[Dataset records]
* start *

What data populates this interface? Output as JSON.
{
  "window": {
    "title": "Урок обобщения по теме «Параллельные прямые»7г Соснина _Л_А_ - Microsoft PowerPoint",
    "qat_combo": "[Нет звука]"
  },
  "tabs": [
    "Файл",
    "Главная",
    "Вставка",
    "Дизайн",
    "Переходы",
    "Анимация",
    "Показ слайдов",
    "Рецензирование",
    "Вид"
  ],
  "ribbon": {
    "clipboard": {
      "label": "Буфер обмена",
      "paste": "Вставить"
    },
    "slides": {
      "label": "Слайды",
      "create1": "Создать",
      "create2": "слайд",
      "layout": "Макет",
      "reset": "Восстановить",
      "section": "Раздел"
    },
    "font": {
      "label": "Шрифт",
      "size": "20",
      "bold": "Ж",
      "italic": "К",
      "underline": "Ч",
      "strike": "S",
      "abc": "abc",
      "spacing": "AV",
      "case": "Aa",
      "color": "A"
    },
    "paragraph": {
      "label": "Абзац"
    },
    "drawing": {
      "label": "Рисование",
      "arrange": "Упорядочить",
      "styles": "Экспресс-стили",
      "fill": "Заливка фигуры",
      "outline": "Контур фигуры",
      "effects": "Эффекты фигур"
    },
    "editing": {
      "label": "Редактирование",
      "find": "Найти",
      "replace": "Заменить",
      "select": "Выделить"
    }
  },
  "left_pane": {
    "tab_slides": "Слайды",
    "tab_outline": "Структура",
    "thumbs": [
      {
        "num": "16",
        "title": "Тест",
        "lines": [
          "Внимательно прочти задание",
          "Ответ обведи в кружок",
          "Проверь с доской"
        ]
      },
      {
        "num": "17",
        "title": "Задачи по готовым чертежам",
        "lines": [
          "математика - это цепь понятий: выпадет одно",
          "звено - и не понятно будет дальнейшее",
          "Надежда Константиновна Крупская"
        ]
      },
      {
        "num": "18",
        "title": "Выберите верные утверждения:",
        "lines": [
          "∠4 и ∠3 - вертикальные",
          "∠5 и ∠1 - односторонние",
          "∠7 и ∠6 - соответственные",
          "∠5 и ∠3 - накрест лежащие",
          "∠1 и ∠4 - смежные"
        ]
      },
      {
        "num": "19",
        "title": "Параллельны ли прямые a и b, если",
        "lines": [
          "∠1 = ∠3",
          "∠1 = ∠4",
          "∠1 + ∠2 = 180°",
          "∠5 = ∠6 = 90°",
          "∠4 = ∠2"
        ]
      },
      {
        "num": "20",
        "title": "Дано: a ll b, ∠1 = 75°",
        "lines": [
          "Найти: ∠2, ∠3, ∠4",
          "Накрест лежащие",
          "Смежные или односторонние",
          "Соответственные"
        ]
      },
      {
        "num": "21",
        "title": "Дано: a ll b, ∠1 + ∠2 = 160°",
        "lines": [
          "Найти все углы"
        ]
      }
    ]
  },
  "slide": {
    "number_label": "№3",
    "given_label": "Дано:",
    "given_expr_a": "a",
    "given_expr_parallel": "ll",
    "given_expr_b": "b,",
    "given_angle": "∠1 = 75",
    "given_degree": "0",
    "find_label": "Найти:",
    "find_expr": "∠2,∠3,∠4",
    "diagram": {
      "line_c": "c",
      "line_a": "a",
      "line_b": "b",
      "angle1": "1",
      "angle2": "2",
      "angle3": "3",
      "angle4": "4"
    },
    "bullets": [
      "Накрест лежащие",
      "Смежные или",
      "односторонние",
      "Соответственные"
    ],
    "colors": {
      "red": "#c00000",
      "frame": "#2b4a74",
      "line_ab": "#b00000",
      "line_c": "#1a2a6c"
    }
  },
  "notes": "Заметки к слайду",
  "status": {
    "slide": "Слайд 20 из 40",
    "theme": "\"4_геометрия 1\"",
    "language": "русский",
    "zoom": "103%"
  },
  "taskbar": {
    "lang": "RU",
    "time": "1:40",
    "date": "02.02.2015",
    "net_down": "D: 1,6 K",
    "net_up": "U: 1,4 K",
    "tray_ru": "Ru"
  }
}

* end *

■ **GIVEN REQUEST**
Extract every line containing the string "односторонние" from the data above.

■ **SOLUTION FOR THIS TASK**
          "∠5 и ∠1 - односторонние",
          "Смежные или односторонние",
      "односторонние",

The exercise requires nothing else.